→ WRITTEN REQUEST
It is required that all of the data be written out exactly.

→ MATERIAL FOR THE TASK
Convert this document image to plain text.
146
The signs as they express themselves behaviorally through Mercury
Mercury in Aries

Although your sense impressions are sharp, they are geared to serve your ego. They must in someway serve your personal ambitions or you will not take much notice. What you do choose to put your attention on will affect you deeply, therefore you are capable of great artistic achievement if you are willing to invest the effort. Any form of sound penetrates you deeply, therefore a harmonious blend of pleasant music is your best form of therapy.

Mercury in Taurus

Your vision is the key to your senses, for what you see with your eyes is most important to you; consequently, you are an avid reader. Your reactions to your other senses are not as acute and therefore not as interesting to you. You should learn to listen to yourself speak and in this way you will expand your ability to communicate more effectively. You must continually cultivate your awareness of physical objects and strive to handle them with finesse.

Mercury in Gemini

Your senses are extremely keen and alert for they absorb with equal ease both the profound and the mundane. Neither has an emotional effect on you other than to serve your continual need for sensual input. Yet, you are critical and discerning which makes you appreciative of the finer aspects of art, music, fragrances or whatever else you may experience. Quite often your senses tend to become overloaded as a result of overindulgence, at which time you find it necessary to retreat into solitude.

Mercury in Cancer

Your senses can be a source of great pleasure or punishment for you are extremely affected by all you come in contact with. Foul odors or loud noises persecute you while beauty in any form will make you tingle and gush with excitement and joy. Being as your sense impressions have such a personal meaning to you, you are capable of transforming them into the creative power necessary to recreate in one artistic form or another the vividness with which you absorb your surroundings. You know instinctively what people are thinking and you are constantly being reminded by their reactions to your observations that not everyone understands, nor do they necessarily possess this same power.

→ OUTPUT FOR THIS EXERCISE
Convert this document image to plain text.
146
The signs as they express themselves behaviorally through Mercury
Mercury in Aries

Although your sense impressions are sharp, they are geared to serve your ego. They must in someway serve your personal ambitions or you will not take much notice. What you do choose to put your attention on will affect you deeply, therefore you are capable of great artistic achievement if you are willing to invest the effort. Any form of sound penetrates you deeply, therefore a harmonious blend of pleasant music is your best form of therapy.

Mercury in Taurus

Your vision is the key to your senses, for what you see with your eyes is most important to you; consequently, you are an avid reader. Your reactions to your other senses are not as acute and therefore not as interesting to you. You should learn to listen to yourself speak and in this way you will expand your ability to communicate more effectively. You must continually cultivate your awareness of physical objects and strive to handle them with finesse.

Mercury in Gemini

Your senses are extremely keen and alert for they absorb with equal ease both the profound and the mundane. Neither has an emotional effect on you other than to serve your continual need for sensual input. Yet, you are critical and discerning which makes you appreciative of the finer aspects of art, music, fragrances or whatever else you may experience. Quite often your senses tend to become overloaded as a result of overindulgence, at which time you find it necessary to retreat into solitude.

Mercury in Cancer

Your senses can be a source of great pleasure or punishment for you are extremely affected by all you come in contact with. Foul odors or loud noises persecute you while beauty in any form will make you tingle and gush with excitement and joy. Being as your sense impressions have such a personal meaning to you, you are capable of transforming them into the creative power necessary to recreate in one artistic form or another the vividness with which you absorb your surroundings. You know instinctively what people are thinking and you are constantly being reminded by their reactions to your observations that not everyone understands, nor do they necessarily possess this same power.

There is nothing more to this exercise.